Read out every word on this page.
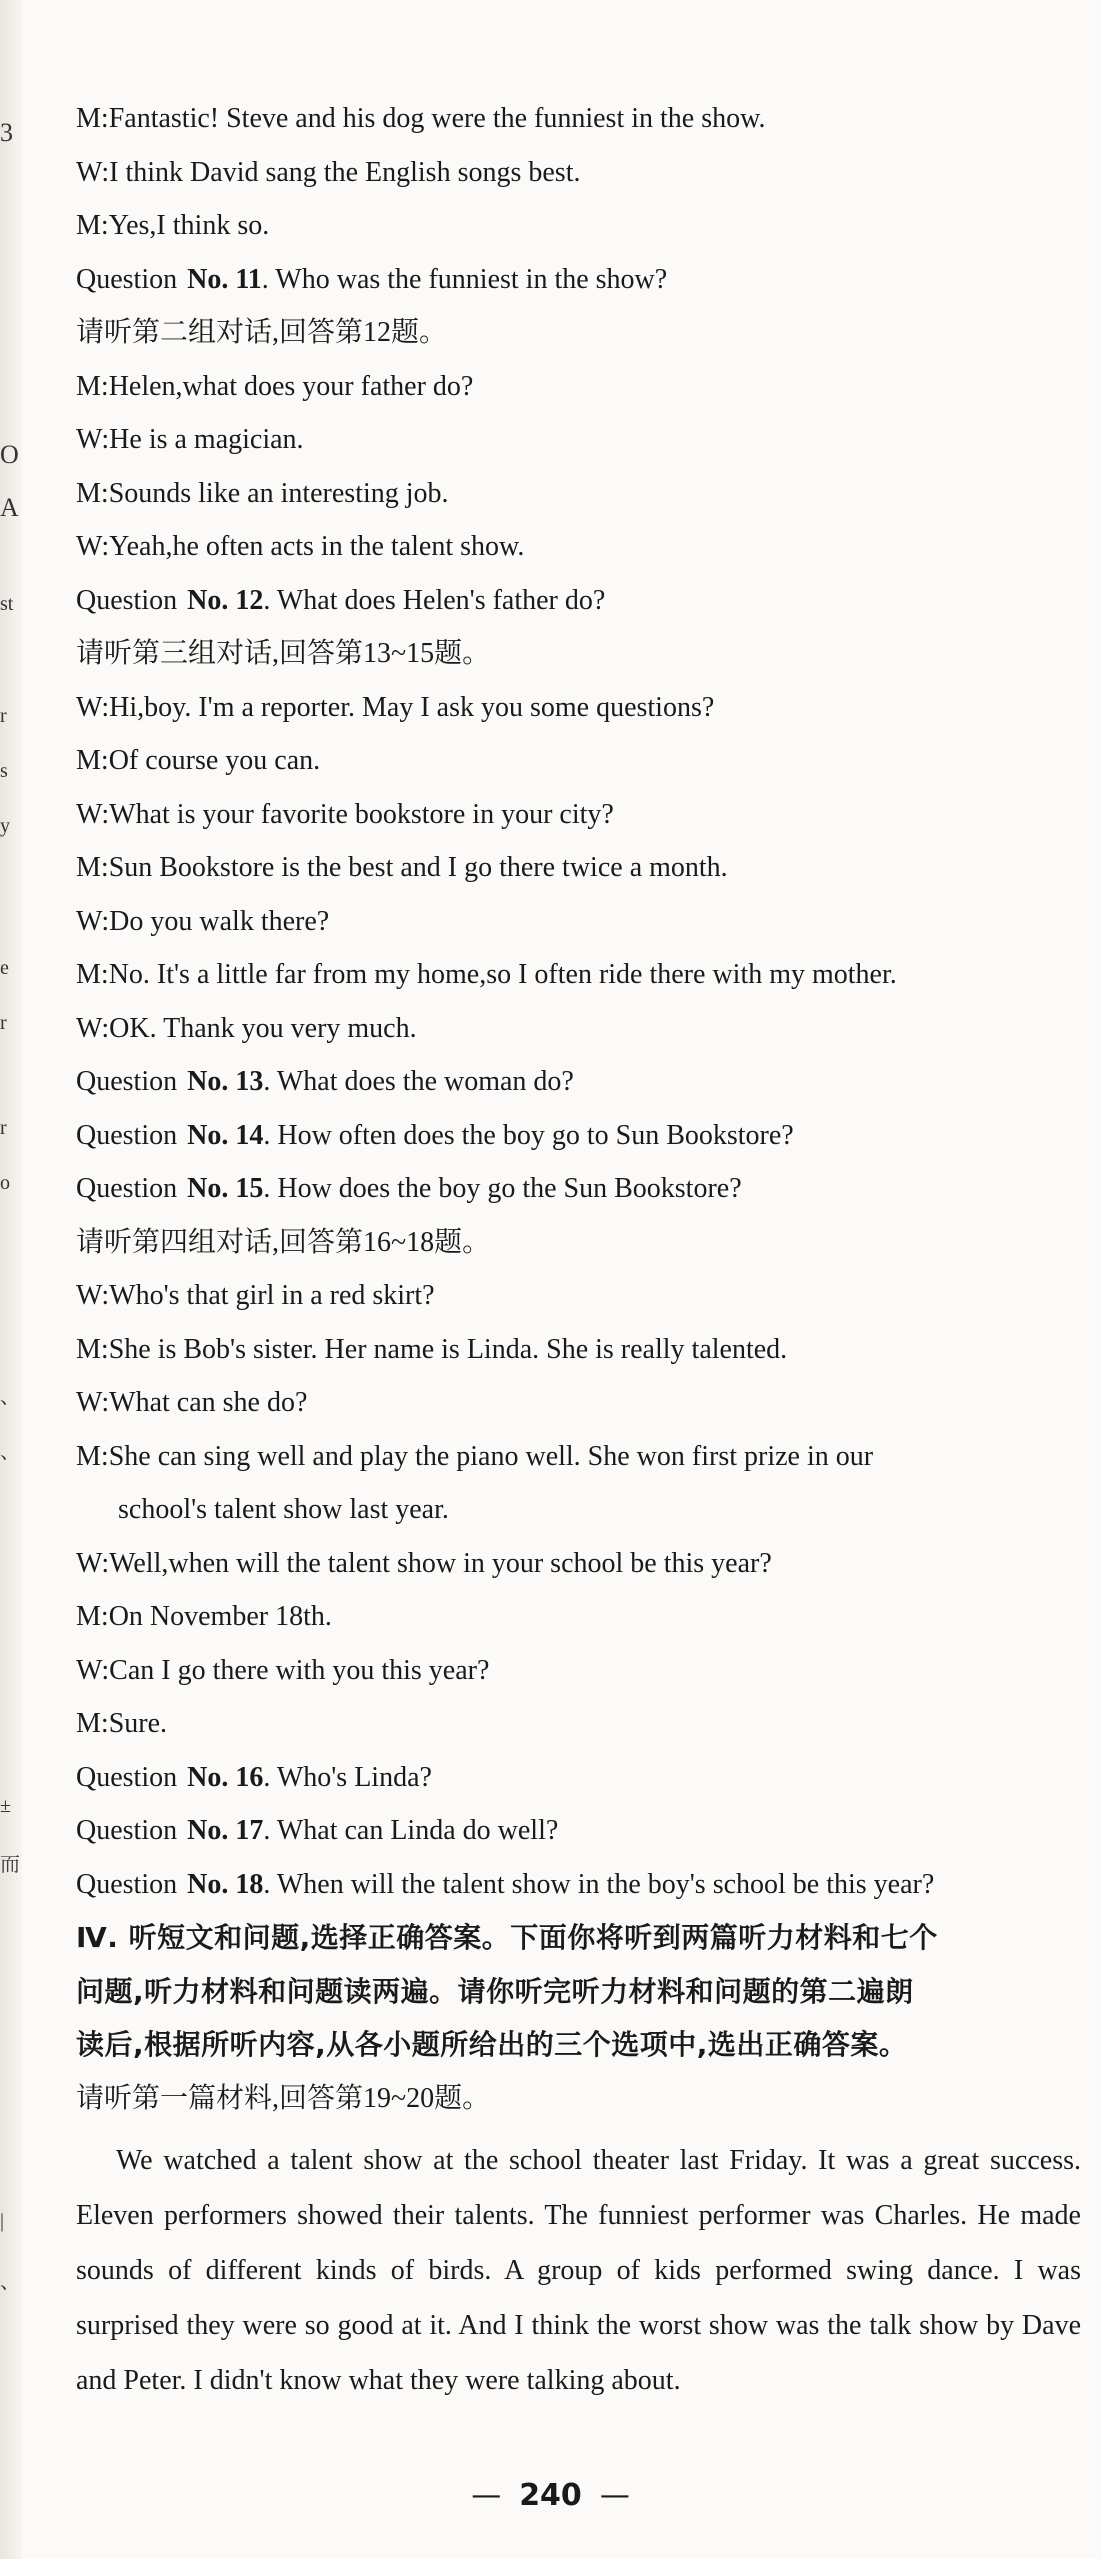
3
O
A
st
r
s
y
e
r
r
o
、
、
±
而
|
、
M:Fantastic! Steve and his dog were the funniest in the show.
W:I think David sang the English songs best.
M:Yes,I think so.
Question No. 11. Who was the funniest in the show?
请听第二组对话,回答第12题。
M:Helen,what does your father do?
W:He is a magician.
M:Sounds like an interesting job.
W:Yeah,he often acts in the talent show.
Question No. 12. What does Helen's father do?
请听第三组对话,回答第13~15题。
W:Hi,boy. I'm a reporter. May I ask you some questions?
M:Of course you can.
W:What is your favorite bookstore in your city?
M:Sun Bookstore is the best and I go there twice a month.
W:Do you walk there?
M:No. It's a little far from my home,so I often ride there with my mother.
W:OK. Thank you very much.
Question No. 13. What does the woman do?
Question No. 14. How often does the boy go to Sun Bookstore?
Question No. 15. How does the boy go the Sun Bookstore?
请听第四组对话,回答第16~18题。
W:Who's that girl in a red skirt?
M:She is Bob's sister. Her name is Linda. She is really talented.
W:What can she do?
M:She can sing well and play the piano well. She won first prize in our
school's talent show last year.
W:Well,when will the talent show in your school be this year?
M:On November 18th.
W:Can I go there with you this year?
M:Sure.
Question No. 16. Who's Linda?
Question No. 17. What can Linda do well?
Question No. 18. When will the talent show in the boy's school be this year?
Ⅳ. 听短文和问题,选择正确答案。下面你将听到两篇听力材料和七个
问题,听力材料和问题读两遍。请你听完听力材料和问题的第二遍朗
读后,根据所听内容,从各小题所给出的三个选项中,选出正确答案。
请听第一篇材料,回答第19~20题。
We watched a talent show at the school theater last Friday. It was a great success. Eleven performers showed their talents. The funniest performer was Charles. He made sounds of different kinds of birds. A group of kids performed swing dance. I was surprised they were so good at it. And I think the worst show was the talk show by Dave and Peter. I didn't know what they were talking about.
— 240 —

- _Problem statement_:
Output, exactly, all the records above; include no pictures.

- _Exercise result_:
Read out every word on this page.
3
O
A
st
r
s
y
e
r
r
o
、
、
±
而
|
、
M:Fantastic! Steve and his dog were the funniest in the show.
W:I think David sang the English songs best.
M:Yes,I think so.
Question No. 11. Who was the funniest in the show?
请听第二组对话,回答第12题。
M:Helen,what does your father do?
W:He is a magician.
M:Sounds like an interesting job.
W:Yeah,he often acts in the talent show.
Question No. 12. What does Helen's father do?
请听第三组对话,回答第13~15题。
W:Hi,boy. I'm a reporter. May I ask you some questions?
M:Of course you can.
W:What is your favorite bookstore in your city?
M:Sun Bookstore is the best and I go there twice a month.
W:Do you walk there?
M:No. It's a little far from my home,so I often ride there with my mother.
W:OK. Thank you very much.
Question No. 13. What does the woman do?
Question No. 14. How often does the boy go to Sun Bookstore?
Question No. 15. How does the boy go the Sun Bookstore?
请听第四组对话,回答第16~18题。
W:Who's that girl in a red skirt?
M:She is Bob's sister. Her name is Linda. She is really talented.
W:What can she do?
M:She can sing well and play the piano well. She won first prize in our
school's talent show last year.
W:Well,when will the talent show in your school be this year?
M:On November 18th.
W:Can I go there with you this year?
M:Sure.
Question No. 16. Who's Linda?
Question No. 17. What can Linda do well?
Question No. 18. When will the talent show in the boy's school be this year?
Ⅳ. 听短文和问题,选择正确答案。下面你将听到两篇听力材料和七个
问题,听力材料和问题读两遍。请你听完听力材料和问题的第二遍朗
读后,根据所听内容,从各小题所给出的三个选项中,选出正确答案。
请听第一篇材料,回答第19~20题。
We watched a talent show at the school theater last Friday. It was a great success. Eleven performers showed their talents. The funniest performer was Charles. He made sounds of different kinds of birds. A group of kids performed swing dance. I was surprised they were so good at it. And I think the worst show was the talk show by Dave and Peter. I didn't know what they were talking about.
— 240 —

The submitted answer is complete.